TASK DESCRIPTION: Collect all lines below with the string "HESSI".

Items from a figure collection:
/---

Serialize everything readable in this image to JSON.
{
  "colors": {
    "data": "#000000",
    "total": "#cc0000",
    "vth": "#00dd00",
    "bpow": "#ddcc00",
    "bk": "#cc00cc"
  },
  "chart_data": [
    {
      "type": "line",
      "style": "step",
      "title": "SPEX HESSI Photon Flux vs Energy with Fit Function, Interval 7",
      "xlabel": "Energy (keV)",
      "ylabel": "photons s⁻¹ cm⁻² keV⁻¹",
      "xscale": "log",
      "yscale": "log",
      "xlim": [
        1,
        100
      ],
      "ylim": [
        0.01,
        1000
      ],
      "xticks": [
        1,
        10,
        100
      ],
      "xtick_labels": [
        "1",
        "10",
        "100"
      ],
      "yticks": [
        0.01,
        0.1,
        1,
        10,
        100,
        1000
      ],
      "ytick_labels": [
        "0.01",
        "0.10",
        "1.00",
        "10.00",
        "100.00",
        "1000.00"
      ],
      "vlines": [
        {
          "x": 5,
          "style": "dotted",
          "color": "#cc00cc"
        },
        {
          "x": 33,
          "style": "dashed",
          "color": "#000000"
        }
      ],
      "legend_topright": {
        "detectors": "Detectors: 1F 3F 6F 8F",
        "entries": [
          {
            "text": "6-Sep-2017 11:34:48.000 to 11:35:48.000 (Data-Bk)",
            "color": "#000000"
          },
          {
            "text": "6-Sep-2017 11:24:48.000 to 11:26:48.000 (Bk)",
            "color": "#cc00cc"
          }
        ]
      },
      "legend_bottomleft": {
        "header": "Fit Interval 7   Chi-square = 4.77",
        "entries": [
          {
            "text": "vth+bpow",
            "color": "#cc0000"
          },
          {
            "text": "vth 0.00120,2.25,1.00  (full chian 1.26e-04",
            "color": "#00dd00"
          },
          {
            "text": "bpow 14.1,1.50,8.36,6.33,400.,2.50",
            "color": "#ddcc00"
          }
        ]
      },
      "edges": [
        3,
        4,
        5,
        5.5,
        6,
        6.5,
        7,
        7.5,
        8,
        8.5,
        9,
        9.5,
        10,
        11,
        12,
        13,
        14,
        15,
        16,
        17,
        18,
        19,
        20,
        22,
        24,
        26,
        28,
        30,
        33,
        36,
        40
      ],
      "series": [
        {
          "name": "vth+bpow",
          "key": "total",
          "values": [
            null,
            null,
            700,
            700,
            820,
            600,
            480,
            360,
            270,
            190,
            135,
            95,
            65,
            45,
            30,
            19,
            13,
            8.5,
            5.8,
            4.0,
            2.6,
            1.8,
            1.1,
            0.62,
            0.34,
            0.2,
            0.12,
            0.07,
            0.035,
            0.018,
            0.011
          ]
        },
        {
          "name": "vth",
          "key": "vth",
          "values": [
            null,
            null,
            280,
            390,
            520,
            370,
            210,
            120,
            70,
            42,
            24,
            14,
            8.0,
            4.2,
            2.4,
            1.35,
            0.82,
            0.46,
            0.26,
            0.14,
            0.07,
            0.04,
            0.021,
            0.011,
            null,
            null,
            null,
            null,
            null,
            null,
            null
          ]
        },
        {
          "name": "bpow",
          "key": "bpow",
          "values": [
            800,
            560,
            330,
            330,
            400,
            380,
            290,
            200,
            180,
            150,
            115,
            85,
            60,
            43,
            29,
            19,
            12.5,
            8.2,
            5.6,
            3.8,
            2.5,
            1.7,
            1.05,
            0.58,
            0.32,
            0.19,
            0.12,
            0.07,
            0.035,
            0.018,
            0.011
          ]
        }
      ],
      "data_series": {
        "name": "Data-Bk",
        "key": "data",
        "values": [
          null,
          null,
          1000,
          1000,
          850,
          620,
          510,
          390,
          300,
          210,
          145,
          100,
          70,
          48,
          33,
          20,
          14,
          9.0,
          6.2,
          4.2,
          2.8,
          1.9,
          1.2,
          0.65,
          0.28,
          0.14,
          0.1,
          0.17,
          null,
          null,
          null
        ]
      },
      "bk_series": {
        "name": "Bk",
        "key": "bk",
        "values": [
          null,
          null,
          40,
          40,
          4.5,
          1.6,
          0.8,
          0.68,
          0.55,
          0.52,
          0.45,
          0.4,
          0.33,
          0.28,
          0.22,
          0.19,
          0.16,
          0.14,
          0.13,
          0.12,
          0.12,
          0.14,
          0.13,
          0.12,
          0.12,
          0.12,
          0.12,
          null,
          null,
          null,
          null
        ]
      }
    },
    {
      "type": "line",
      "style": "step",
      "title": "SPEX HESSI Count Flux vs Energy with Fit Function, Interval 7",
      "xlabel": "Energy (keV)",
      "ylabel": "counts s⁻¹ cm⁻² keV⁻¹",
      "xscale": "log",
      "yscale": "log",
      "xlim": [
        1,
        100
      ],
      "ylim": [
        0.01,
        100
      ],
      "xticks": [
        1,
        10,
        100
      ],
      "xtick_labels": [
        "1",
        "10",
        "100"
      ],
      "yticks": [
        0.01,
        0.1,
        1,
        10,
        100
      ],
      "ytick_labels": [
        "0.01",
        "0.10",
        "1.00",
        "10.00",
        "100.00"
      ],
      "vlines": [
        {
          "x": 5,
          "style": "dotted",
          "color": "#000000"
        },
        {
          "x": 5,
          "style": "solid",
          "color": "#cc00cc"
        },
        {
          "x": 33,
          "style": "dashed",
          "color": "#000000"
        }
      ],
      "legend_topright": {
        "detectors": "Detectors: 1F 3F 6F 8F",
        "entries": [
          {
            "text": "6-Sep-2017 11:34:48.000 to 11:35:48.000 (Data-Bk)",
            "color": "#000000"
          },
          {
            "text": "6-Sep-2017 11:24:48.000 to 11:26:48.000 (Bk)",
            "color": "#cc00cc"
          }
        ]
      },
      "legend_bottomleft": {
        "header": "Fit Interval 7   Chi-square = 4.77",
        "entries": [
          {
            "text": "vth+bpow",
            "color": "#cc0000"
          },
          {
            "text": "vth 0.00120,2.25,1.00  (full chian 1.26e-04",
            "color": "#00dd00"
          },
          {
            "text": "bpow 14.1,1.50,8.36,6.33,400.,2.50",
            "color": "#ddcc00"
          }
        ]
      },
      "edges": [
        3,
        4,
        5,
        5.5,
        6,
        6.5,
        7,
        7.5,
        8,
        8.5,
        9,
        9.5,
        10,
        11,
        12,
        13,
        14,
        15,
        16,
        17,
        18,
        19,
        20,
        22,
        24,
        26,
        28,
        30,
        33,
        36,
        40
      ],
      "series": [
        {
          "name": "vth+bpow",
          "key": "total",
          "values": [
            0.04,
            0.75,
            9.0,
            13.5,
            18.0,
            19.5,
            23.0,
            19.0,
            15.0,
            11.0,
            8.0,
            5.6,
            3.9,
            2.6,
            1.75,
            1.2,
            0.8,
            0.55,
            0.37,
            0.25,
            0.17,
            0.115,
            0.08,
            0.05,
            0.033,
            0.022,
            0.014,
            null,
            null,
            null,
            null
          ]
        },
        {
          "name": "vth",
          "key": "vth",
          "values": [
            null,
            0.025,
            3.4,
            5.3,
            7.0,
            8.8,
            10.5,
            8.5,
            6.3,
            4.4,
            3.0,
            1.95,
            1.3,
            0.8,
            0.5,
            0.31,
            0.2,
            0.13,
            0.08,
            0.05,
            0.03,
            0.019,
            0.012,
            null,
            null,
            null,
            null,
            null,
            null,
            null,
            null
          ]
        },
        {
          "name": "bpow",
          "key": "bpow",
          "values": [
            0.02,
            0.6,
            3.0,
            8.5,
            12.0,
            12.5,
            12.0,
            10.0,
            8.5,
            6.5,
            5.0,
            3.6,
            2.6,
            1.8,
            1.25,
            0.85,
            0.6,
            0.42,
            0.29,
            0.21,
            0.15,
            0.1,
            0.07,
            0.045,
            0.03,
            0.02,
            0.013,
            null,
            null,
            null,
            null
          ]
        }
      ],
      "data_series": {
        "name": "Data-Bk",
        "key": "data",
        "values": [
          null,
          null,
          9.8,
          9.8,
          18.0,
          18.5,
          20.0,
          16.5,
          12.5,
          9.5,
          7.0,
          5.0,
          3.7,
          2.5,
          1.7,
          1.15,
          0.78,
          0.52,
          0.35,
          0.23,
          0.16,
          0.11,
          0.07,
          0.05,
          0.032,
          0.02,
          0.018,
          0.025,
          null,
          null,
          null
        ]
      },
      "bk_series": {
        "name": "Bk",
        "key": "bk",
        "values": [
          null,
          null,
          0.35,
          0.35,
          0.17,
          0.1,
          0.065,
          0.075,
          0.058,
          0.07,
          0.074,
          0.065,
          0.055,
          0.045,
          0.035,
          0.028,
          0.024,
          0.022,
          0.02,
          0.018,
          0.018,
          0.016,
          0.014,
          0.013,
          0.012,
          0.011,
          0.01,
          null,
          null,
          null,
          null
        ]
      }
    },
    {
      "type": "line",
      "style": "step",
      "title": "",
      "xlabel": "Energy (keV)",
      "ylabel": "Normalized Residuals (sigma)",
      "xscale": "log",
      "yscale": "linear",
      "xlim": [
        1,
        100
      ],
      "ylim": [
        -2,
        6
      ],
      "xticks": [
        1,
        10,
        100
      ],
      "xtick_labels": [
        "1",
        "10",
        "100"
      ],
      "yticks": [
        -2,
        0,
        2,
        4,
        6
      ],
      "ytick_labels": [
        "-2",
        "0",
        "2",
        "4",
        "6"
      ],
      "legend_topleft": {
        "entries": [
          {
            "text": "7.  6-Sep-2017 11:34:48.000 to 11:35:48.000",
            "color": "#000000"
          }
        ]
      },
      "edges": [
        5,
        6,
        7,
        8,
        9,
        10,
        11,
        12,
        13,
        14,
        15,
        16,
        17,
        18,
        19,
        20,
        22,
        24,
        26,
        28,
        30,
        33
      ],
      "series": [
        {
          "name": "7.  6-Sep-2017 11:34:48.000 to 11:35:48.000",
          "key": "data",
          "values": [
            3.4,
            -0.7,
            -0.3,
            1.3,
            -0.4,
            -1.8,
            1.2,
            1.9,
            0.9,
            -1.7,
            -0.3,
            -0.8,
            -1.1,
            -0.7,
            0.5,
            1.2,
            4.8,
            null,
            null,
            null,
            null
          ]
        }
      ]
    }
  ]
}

\---

WRITTEN ANSWER:
      "title": "SPEX HESSI Photon Flux vs Energy with Fit Function, Interval 7",
      "title": "SPEX HESSI Count Flux vs Energy with Fit Function, Interval 7",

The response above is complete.